What you need to do: Retype all of the data exactly as given.

Material supplied:
________________

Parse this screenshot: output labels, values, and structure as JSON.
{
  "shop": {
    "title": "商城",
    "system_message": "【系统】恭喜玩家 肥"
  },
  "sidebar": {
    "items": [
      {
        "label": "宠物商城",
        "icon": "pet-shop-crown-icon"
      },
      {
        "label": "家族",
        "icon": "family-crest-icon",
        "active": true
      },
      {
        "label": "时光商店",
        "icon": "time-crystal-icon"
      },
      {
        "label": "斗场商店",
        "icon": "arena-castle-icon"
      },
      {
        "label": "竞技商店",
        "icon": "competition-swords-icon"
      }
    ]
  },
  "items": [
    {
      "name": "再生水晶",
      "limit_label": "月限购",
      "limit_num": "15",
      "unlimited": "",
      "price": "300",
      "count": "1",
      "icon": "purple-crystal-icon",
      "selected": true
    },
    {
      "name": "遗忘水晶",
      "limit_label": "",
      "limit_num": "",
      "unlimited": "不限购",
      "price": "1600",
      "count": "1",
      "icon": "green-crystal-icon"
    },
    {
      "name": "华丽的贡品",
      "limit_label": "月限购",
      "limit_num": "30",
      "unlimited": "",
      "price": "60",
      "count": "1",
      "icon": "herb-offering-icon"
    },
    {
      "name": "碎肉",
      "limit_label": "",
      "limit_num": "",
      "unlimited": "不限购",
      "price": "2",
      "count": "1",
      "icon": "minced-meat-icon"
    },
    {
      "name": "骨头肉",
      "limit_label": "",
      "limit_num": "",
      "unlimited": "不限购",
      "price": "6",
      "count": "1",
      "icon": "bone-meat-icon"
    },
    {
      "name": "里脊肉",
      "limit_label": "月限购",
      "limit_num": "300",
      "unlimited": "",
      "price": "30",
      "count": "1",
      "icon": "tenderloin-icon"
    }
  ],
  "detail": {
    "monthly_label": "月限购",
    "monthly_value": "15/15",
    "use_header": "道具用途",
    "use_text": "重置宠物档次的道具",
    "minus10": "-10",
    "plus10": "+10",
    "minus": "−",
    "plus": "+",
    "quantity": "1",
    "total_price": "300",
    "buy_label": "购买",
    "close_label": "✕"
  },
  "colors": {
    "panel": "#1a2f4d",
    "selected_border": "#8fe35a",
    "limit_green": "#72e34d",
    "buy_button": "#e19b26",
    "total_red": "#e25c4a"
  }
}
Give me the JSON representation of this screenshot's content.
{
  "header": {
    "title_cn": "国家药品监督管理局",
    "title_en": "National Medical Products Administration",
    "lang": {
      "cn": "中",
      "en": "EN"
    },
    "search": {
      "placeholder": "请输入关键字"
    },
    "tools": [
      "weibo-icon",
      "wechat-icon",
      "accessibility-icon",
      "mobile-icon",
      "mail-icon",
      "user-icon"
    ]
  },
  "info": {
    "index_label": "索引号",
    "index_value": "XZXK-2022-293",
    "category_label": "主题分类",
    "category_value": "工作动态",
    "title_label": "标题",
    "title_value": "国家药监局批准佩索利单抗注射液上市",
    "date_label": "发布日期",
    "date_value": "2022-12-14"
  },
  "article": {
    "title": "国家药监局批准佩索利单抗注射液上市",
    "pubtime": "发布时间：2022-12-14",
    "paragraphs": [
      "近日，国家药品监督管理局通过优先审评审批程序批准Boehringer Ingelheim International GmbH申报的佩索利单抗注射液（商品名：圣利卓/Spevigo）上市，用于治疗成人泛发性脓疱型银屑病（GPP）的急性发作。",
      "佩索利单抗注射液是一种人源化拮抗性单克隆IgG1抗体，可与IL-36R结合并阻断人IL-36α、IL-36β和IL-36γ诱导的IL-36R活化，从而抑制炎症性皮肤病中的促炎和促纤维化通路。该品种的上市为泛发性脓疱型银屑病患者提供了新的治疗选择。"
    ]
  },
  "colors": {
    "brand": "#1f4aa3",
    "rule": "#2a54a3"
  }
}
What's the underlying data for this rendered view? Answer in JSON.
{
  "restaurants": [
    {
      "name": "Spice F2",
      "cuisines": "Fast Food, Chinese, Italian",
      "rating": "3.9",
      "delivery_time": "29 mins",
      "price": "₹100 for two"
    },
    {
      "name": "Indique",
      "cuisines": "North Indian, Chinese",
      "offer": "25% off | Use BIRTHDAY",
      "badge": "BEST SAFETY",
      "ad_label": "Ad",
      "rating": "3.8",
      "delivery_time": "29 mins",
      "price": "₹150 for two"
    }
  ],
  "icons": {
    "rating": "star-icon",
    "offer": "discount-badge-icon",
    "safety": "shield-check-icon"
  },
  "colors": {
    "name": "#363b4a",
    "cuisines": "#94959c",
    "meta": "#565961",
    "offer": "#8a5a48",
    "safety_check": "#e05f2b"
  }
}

________________

Solution below:
Parse this screenshot: output labels, values, and structure as JSON.
{
  "shop": {
    "title": "商城",
    "system_message": "【系统】恭喜玩家 肥"
  },
  "sidebar": {
    "items": [
      {
        "label": "宠物商城",
        "icon": "pet-shop-crown-icon"
      },
      {
        "label": "家族",
        "icon": "family-crest-icon",
        "active": true
      },
      {
        "label": "时光商店",
        "icon": "time-crystal-icon"
      },
      {
        "label": "斗场商店",
        "icon": "arena-castle-icon"
      },
      {
        "label": "竞技商店",
        "icon": "competition-swords-icon"
      }
    ]
  },
  "items": [
    {
      "name": "再生水晶",
      "limit_label": "月限购",
      "limit_num": "15",
      "unlimited": "",
      "price": "300",
      "count": "1",
      "icon": "purple-crystal-icon",
      "selected": true
    },
    {
      "name": "遗忘水晶",
      "limit_label": "",
      "limit_num": "",
      "unlimited": "不限购",
      "price": "1600",
      "count": "1",
      "icon": "green-crystal-icon"
    },
    {
      "name": "华丽的贡品",
      "limit_label": "月限购",
      "limit_num": "30",
      "unlimited": "",
      "price": "60",
      "count": "1",
      "icon": "herb-offering-icon"
    },
    {
      "name": "碎肉",
      "limit_label": "",
      "limit_num": "",
      "unlimited": "不限购",
      "price": "2",
      "count": "1",
      "icon": "minced-meat-icon"
    },
    {
      "name": "骨头肉",
      "limit_label": "",
      "limit_num": "",
      "unlimited": "不限购",
      "price": "6",
      "count": "1",
      "icon": "bone-meat-icon"
    },
    {
      "name": "里脊肉",
      "limit_label": "月限购",
      "limit_num": "300",
      "unlimited": "",
      "price": "30",
      "count": "1",
      "icon": "tenderloin-icon"
    }
  ],
  "detail": {
    "monthly_label": "月限购",
    "monthly_value": "15/15",
    "use_header": "道具用途",
    "use_text": "重置宠物档次的道具",
    "minus10": "-10",
    "plus10": "+10",
    "minus": "−",
    "plus": "+",
    "quantity": "1",
    "total_price": "300",
    "buy_label": "购买",
    "close_label": "✕"
  },
  "colors": {
    "panel": "#1a2f4d",
    "selected_border": "#8fe35a",
    "limit_green": "#72e34d",
    "buy_button": "#e19b26",
    "total_red": "#e25c4a"
  }
}
Give me the JSON representation of this screenshot's content.
{
  "header": {
    "title_cn": "国家药品监督管理局",
    "title_en": "National Medical Products Administration",
    "lang": {
      "cn": "中",
      "en": "EN"
    },
    "search": {
      "placeholder": "请输入关键字"
    },
    "tools": [
      "weibo-icon",
      "wechat-icon",
      "accessibility-icon",
      "mobile-icon",
      "mail-icon",
      "user-icon"
    ]
  },
  "info": {
    "index_label": "索引号",
    "index_value": "XZXK-2022-293",
    "category_label": "主题分类",
    "category_value": "工作动态",
    "title_label": "标题",
    "title_value": "国家药监局批准佩索利单抗注射液上市",
    "date_label": "发布日期",
    "date_value": "2022-12-14"
  },
  "article": {
    "title": "国家药监局批准佩索利单抗注射液上市",
    "pubtime": "发布时间：2022-12-14",
    "paragraphs": [
      "近日，国家药品监督管理局通过优先审评审批程序批准Boehringer Ingelheim International GmbH申报的佩索利单抗注射液（商品名：圣利卓/Spevigo）上市，用于治疗成人泛发性脓疱型银屑病（GPP）的急性发作。",
      "佩索利单抗注射液是一种人源化拮抗性单克隆IgG1抗体，可与IL-36R结合并阻断人IL-36α、IL-36β和IL-36γ诱导的IL-36R活化，从而抑制炎症性皮肤病中的促炎和促纤维化通路。该品种的上市为泛发性脓疱型银屑病患者提供了新的治疗选择。"
    ]
  },
  "colors": {
    "brand": "#1f4aa3",
    "rule": "#2a54a3"
  }
}
What's the underlying data for this rendered view? Answer in JSON.
{
  "restaurants": [
    {
      "name": "Spice F2",
      "cuisines": "Fast Food, Chinese, Italian",
      "rating": "3.9",
      "delivery_time": "29 mins",
      "price": "₹100 for two"
    },
    {
      "name": "Indique",
      "cuisines": "North Indian, Chinese",
      "offer": "25% off | Use BIRTHDAY",
      "badge": "BEST SAFETY",
      "ad_label": "Ad",
      "rating": "3.8",
      "delivery_time": "29 mins",
      "price": "₹150 for two"
    }
  ],
  "icons": {
    "rating": "star-icon",
    "offer": "discount-badge-icon",
    "safety": "shield-check-icon"
  },
  "colors": {
    "name": "#363b4a",
    "cuisines": "#94959c",
    "meta": "#565961",
    "offer": "#8a5a48",
    "safety_check": "#e05f2b"
  }
}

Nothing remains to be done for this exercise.